Task to complete: Scan the data. Collect each line that contains the word "caption".

The input:
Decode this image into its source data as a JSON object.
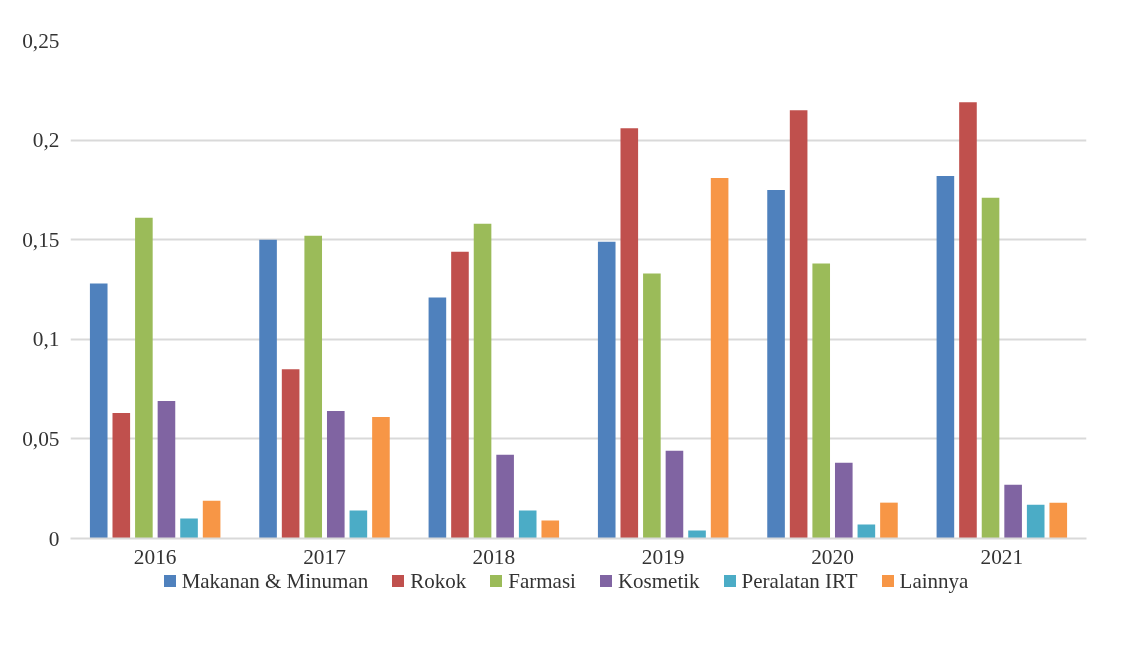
{
  "chart_data": {
    "type": "bar",
    "categories": [
      "2016",
      "2017",
      "2018",
      "2019",
      "2020",
      "2021"
    ],
    "series": [
      {
        "name": "Makanan & Minuman",
        "color": "#4f81bd",
        "values": [
          0.128,
          0.15,
          0.121,
          0.149,
          0.175,
          0.182
        ]
      },
      {
        "name": "Rokok",
        "color": "#c0504d",
        "values": [
          0.063,
          0.085,
          0.144,
          0.206,
          0.215,
          0.219
        ]
      },
      {
        "name": "Farmasi",
        "color": "#9bbb59",
        "values": [
          0.161,
          0.152,
          0.158,
          0.133,
          0.138,
          0.171
        ]
      },
      {
        "name": "Kosmetik",
        "color": "#8064a2",
        "values": [
          0.069,
          0.064,
          0.042,
          0.044,
          0.038,
          0.027
        ]
      },
      {
        "name": "Peralatan IRT",
        "color": "#4bacc6",
        "values": [
          0.01,
          0.014,
          0.014,
          0.004,
          0.007,
          0.017
        ]
      },
      {
        "name": "Lainnya",
        "color": "#f79646",
        "values": [
          0.019,
          0.061,
          0.009,
          0.181,
          0.018,
          0.018
        ]
      }
    ],
    "ylim": [
      0,
      0.25
    ],
    "yticks": [
      {
        "value": 0,
        "label": "0"
      },
      {
        "value": 0.05,
        "label": "0,05"
      },
      {
        "value": 0.1,
        "label": "0,1"
      },
      {
        "value": 0.15,
        "label": "0,15"
      },
      {
        "value": 0.2,
        "label": "0,2"
      },
      {
        "value": 0.25,
        "label": "0,25"
      }
    ],
    "grid": "y",
    "legend": "bottom"
  }
}
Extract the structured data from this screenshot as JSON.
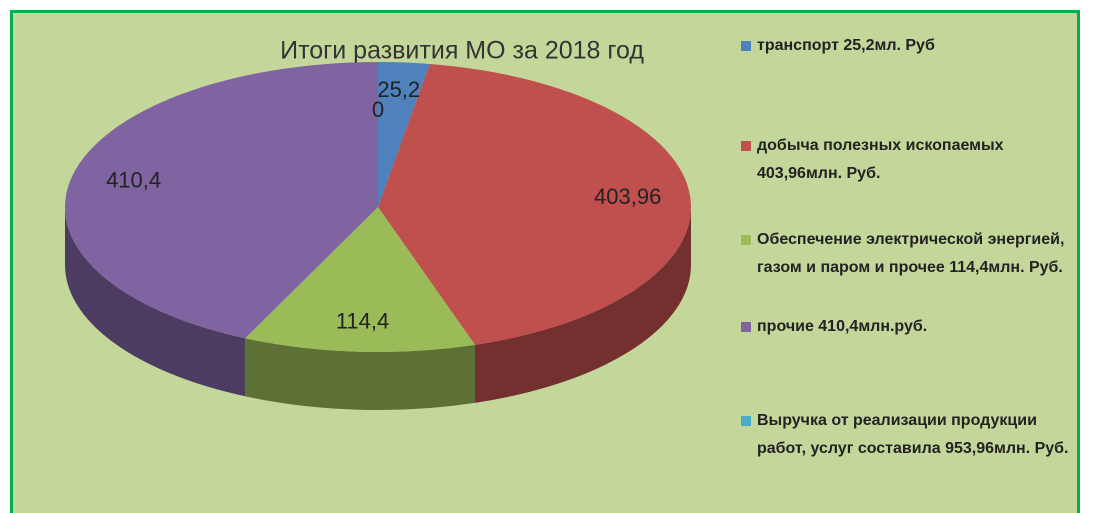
{
  "chart_data": {
    "type": "pie3d",
    "title": "Итоги развития МО за 2018 год",
    "categories": [
      "транспорт 25,2мл. Руб",
      "добыча полезных ископаемых 403,96млн. Руб.",
      "Обеспечение электрической энергией, газом и паром  и прочее 114,4млн. Руб.",
      "прочие 410,4млн.руб.",
      "Выручка от реализации продукции работ, услуг составила 953,96млн. Руб."
    ],
    "values": [
      25.2,
      403.96,
      114.4,
      410.4,
      0
    ],
    "value_labels": [
      "25,2",
      "403,96",
      "114,4",
      "410,4",
      "0"
    ],
    "colors": [
      "#4f81bd",
      "#c0504d",
      "#9bbb59",
      "#8064a2",
      "#4bacc6"
    ],
    "legend": "right"
  }
}
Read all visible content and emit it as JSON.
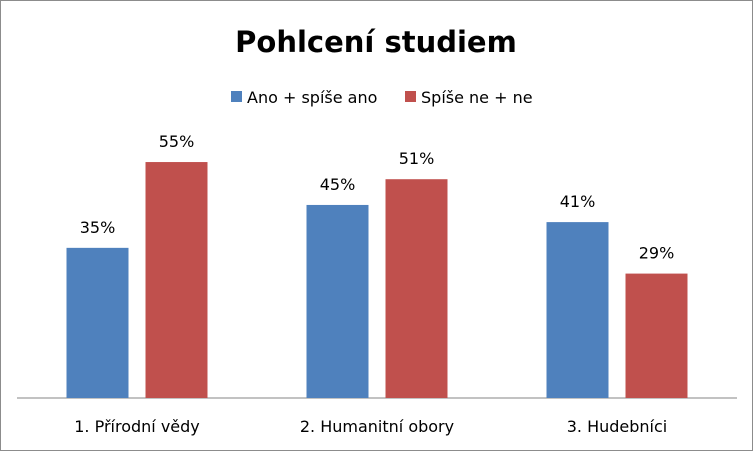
{
  "chart_data": {
    "type": "bar",
    "title": "Pohlcení studiem",
    "categories": [
      "1. Přírodní vědy",
      "2. Humanitní obory",
      "3. Hudebníci"
    ],
    "series": [
      {
        "name": "Ano + spíše ano",
        "values": [
          35,
          45,
          41
        ],
        "labels": [
          "35%",
          "45%",
          "41%"
        ],
        "color": "#4f81bd"
      },
      {
        "name": "Spíše ne + ne",
        "values": [
          55,
          51,
          29
        ],
        "labels": [
          "55%",
          "51%",
          "29%"
        ],
        "color": "#c0504d"
      }
    ],
    "ylim": [
      0,
      60
    ],
    "unit": "%",
    "legend_position": "top",
    "grid": false
  }
}
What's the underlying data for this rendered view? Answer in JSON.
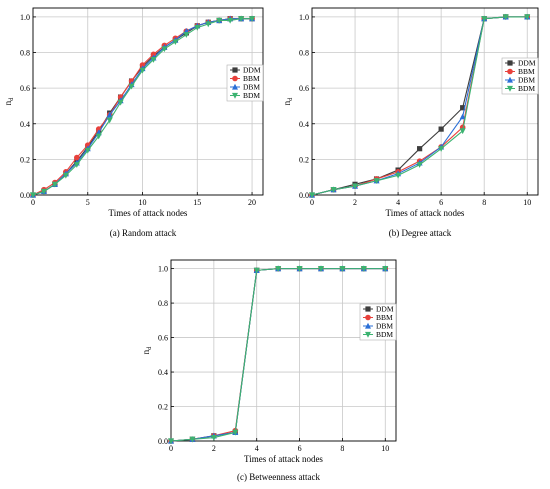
{
  "chart_data": [
    {
      "type": "line",
      "caption": "(a)  Random attack",
      "xlabel": "Times of attack nodes",
      "ylabel": "n",
      "ylabel_sub": "d",
      "xlim": [
        0,
        21
      ],
      "ylim": [
        0,
        1.05
      ],
      "xticks": [
        0,
        5,
        10,
        15,
        20
      ],
      "yticks": [
        0.0,
        0.2,
        0.4,
        0.6,
        0.8,
        1.0
      ],
      "grid": true,
      "legend_position": "right-middle",
      "series": [
        {
          "name": "DDM",
          "color": "#3d3d3d",
          "marker": "square",
          "x": [
            0,
            1,
            2,
            3,
            4,
            5,
            6,
            7,
            8,
            9,
            10,
            11,
            12,
            13,
            14,
            15,
            16,
            17,
            18,
            19,
            20
          ],
          "y": [
            0,
            0.02,
            0.06,
            0.12,
            0.19,
            0.27,
            0.36,
            0.46,
            0.55,
            0.64,
            0.72,
            0.78,
            0.83,
            0.87,
            0.91,
            0.95,
            0.97,
            0.98,
            0.99,
            0.99,
            0.99
          ]
        },
        {
          "name": "BBM",
          "color": "#e8413c",
          "marker": "circle",
          "x": [
            0,
            1,
            2,
            3,
            4,
            5,
            6,
            7,
            8,
            9,
            10,
            11,
            12,
            13,
            14,
            15,
            16,
            17,
            18,
            19,
            20
          ],
          "y": [
            0,
            0.03,
            0.07,
            0.13,
            0.21,
            0.28,
            0.37,
            0.45,
            0.55,
            0.64,
            0.73,
            0.79,
            0.84,
            0.88,
            0.92,
            0.95,
            0.97,
            0.98,
            0.99,
            0.99,
            0.99
          ]
        },
        {
          "name": "DBM",
          "color": "#2b6fd6",
          "marker": "triangle-up",
          "x": [
            0,
            1,
            2,
            3,
            4,
            5,
            6,
            7,
            8,
            9,
            10,
            11,
            12,
            13,
            14,
            15,
            16,
            17,
            18,
            19,
            20
          ],
          "y": [
            0,
            0.02,
            0.06,
            0.12,
            0.18,
            0.26,
            0.35,
            0.45,
            0.53,
            0.62,
            0.71,
            0.77,
            0.83,
            0.87,
            0.92,
            0.95,
            0.97,
            0.98,
            0.99,
            0.99,
            0.99
          ]
        },
        {
          "name": "BDM",
          "color": "#3cb371",
          "marker": "triangle-down",
          "x": [
            0,
            1,
            2,
            3,
            4,
            5,
            6,
            7,
            8,
            9,
            10,
            11,
            12,
            13,
            14,
            15,
            16,
            17,
            18,
            19,
            20
          ],
          "y": [
            0,
            0.02,
            0.06,
            0.11,
            0.17,
            0.25,
            0.33,
            0.42,
            0.52,
            0.61,
            0.7,
            0.76,
            0.82,
            0.86,
            0.9,
            0.94,
            0.96,
            0.98,
            0.98,
            0.99,
            0.99
          ]
        }
      ]
    },
    {
      "type": "line",
      "caption": "(b)  Degree attack",
      "xlabel": "Times of attack nodes",
      "ylabel": "n",
      "ylabel_sub": "d",
      "xlim": [
        0,
        10.5
      ],
      "ylim": [
        0,
        1.05
      ],
      "xticks": [
        0,
        2,
        4,
        6,
        8,
        10
      ],
      "yticks": [
        0.0,
        0.2,
        0.4,
        0.6,
        0.8,
        1.0
      ],
      "grid": true,
      "legend_position": "right-top",
      "series": [
        {
          "name": "DDM",
          "color": "#3d3d3d",
          "marker": "square",
          "x": [
            0,
            1,
            2,
            3,
            4,
            5,
            6,
            7,
            8,
            9,
            10
          ],
          "y": [
            0,
            0.03,
            0.06,
            0.09,
            0.14,
            0.26,
            0.37,
            0.49,
            0.99,
            1.0,
            1.0
          ]
        },
        {
          "name": "BBM",
          "color": "#e8413c",
          "marker": "circle",
          "x": [
            0,
            1,
            2,
            3,
            4,
            5,
            6,
            7,
            8,
            9,
            10
          ],
          "y": [
            0,
            0.03,
            0.05,
            0.09,
            0.13,
            0.19,
            0.27,
            0.38,
            0.99,
            1.0,
            1.0
          ]
        },
        {
          "name": "DBM",
          "color": "#2b6fd6",
          "marker": "triangle-up",
          "x": [
            0,
            1,
            2,
            3,
            4,
            5,
            6,
            7,
            8,
            9,
            10
          ],
          "y": [
            0,
            0.03,
            0.05,
            0.08,
            0.12,
            0.18,
            0.27,
            0.44,
            0.99,
            1.0,
            1.0
          ]
        },
        {
          "name": "BDM",
          "color": "#3cb371",
          "marker": "triangle-down",
          "x": [
            0,
            1,
            2,
            3,
            4,
            5,
            6,
            7,
            8,
            9,
            10
          ],
          "y": [
            0,
            0.03,
            0.05,
            0.08,
            0.11,
            0.17,
            0.26,
            0.36,
            0.99,
            1.0,
            1.0
          ]
        }
      ]
    },
    {
      "type": "line",
      "caption": "(c)  Betweenness attack",
      "xlabel": "Times of attack nodes",
      "ylabel": "n",
      "ylabel_sub": "d",
      "xlim": [
        0,
        10.5
      ],
      "ylim": [
        0,
        1.05
      ],
      "xticks": [
        0,
        2,
        4,
        6,
        8,
        10
      ],
      "yticks": [
        0.0,
        0.2,
        0.4,
        0.6,
        0.8,
        1.0
      ],
      "grid": true,
      "legend_position": "right-middle",
      "series": [
        {
          "name": "DDM",
          "color": "#3d3d3d",
          "marker": "square",
          "x": [
            0,
            1,
            2,
            3,
            4,
            5,
            6,
            7,
            8,
            9,
            10
          ],
          "y": [
            0,
            0.01,
            0.03,
            0.05,
            0.99,
            1.0,
            1.0,
            1.0,
            1.0,
            1.0,
            1.0
          ]
        },
        {
          "name": "BBM",
          "color": "#e8413c",
          "marker": "circle",
          "x": [
            0,
            1,
            2,
            3,
            4,
            5,
            6,
            7,
            8,
            9,
            10
          ],
          "y": [
            0,
            0.01,
            0.03,
            0.06,
            0.99,
            1.0,
            1.0,
            1.0,
            1.0,
            1.0,
            1.0
          ]
        },
        {
          "name": "DBM",
          "color": "#2b6fd6",
          "marker": "triangle-up",
          "x": [
            0,
            1,
            2,
            3,
            4,
            5,
            6,
            7,
            8,
            9,
            10
          ],
          "y": [
            0,
            0.01,
            0.03,
            0.05,
            0.99,
            1.0,
            1.0,
            1.0,
            1.0,
            1.0,
            1.0
          ]
        },
        {
          "name": "BDM",
          "color": "#3cb371",
          "marker": "triangle-down",
          "x": [
            0,
            1,
            2,
            3,
            4,
            5,
            6,
            7,
            8,
            9,
            10
          ],
          "y": [
            0,
            0.01,
            0.02,
            0.05,
            0.99,
            1.0,
            1.0,
            1.0,
            1.0,
            1.0,
            1.0
          ]
        }
      ]
    }
  ]
}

Correct response:
      "caption": "(a)  Random attack",
      "caption": "(b)  Degree attack",
      "caption": "(c)  Betweenness attack",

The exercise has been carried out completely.